| Work required |
Locate each line holding the string "Trtik" and copy it.

| Excerpted records |
--------------------------------
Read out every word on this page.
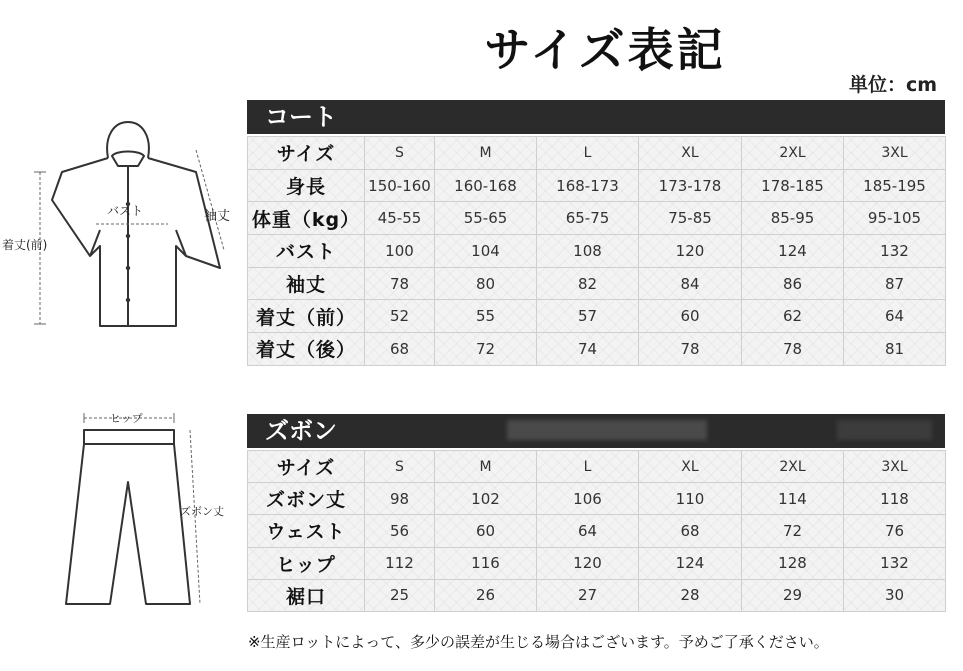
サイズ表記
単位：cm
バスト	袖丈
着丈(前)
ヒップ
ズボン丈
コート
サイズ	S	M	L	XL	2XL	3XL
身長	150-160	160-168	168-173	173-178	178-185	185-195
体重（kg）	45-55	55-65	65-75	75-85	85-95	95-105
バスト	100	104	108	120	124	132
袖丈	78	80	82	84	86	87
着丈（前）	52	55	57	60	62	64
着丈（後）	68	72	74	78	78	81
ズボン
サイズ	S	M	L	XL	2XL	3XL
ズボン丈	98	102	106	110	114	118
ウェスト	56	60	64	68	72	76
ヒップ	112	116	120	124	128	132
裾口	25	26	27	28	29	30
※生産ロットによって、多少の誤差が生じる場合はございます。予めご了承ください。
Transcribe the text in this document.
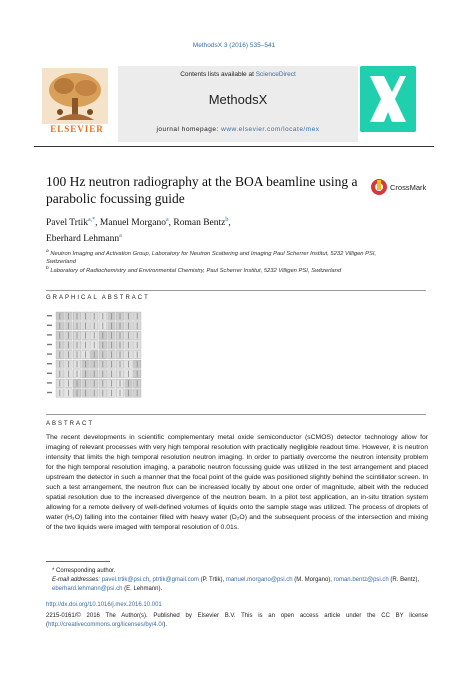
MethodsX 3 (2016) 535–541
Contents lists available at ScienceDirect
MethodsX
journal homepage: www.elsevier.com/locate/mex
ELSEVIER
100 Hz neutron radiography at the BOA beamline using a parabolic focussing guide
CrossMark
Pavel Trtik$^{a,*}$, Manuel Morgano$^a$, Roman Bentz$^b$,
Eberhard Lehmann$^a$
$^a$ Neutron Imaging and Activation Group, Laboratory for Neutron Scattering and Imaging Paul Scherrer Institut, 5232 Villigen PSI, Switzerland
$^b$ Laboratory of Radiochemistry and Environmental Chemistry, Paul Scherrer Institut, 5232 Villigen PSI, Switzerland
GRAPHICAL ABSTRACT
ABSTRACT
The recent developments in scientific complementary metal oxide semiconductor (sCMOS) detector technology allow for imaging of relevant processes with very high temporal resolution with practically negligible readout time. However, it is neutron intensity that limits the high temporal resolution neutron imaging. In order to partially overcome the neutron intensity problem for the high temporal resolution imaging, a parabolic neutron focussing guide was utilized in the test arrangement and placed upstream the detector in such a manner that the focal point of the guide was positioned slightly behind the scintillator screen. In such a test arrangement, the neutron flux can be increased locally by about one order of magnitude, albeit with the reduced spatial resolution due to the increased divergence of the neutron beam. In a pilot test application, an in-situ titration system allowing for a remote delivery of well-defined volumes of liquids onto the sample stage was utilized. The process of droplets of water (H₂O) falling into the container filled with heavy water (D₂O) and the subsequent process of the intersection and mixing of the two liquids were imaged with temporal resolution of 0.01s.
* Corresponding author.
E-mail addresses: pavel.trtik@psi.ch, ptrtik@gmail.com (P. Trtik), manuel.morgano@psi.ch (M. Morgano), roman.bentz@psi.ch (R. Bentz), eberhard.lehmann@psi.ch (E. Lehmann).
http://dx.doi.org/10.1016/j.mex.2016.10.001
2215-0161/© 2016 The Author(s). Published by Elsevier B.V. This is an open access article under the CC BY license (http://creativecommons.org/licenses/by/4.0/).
--------------------------------
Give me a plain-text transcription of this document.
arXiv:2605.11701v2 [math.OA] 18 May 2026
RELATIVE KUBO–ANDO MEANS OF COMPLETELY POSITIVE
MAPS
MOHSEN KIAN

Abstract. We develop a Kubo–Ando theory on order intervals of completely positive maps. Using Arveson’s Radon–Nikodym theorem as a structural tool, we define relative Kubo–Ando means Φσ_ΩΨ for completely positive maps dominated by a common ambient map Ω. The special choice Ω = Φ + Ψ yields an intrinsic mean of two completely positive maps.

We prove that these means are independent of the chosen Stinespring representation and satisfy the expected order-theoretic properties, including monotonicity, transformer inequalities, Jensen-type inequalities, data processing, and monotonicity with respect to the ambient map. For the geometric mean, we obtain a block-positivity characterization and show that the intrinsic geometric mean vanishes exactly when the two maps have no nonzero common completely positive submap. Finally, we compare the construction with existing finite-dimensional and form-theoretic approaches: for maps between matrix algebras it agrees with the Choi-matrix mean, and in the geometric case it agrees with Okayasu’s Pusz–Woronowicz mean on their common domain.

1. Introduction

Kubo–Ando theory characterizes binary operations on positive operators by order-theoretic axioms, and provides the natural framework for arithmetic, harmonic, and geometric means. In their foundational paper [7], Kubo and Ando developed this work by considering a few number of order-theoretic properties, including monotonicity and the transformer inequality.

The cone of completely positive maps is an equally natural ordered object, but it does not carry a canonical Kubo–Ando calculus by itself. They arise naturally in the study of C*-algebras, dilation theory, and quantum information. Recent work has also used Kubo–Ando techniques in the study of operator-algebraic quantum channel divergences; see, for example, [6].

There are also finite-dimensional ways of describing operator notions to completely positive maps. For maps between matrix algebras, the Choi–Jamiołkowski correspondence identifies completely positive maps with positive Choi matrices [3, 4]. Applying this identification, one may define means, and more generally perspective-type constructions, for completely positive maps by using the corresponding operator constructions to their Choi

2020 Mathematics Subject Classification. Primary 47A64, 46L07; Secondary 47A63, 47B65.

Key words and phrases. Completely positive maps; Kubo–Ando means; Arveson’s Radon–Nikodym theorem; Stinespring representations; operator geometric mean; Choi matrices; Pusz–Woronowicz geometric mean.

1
--------------------------------
| The response |
Pavel Trtik$^{a,*}$, Manuel Morgano$^a$, Roman Bentz$^b$,
E-mail addresses: pavel.trtik@psi.ch, ptrtik@gmail.com (P. Trtik), manuel.morgano@psi.ch (M. Morgano), roman.bentz@psi.ch (R. Bentz), eberhard.lehmann@psi.ch (E. Lehmann).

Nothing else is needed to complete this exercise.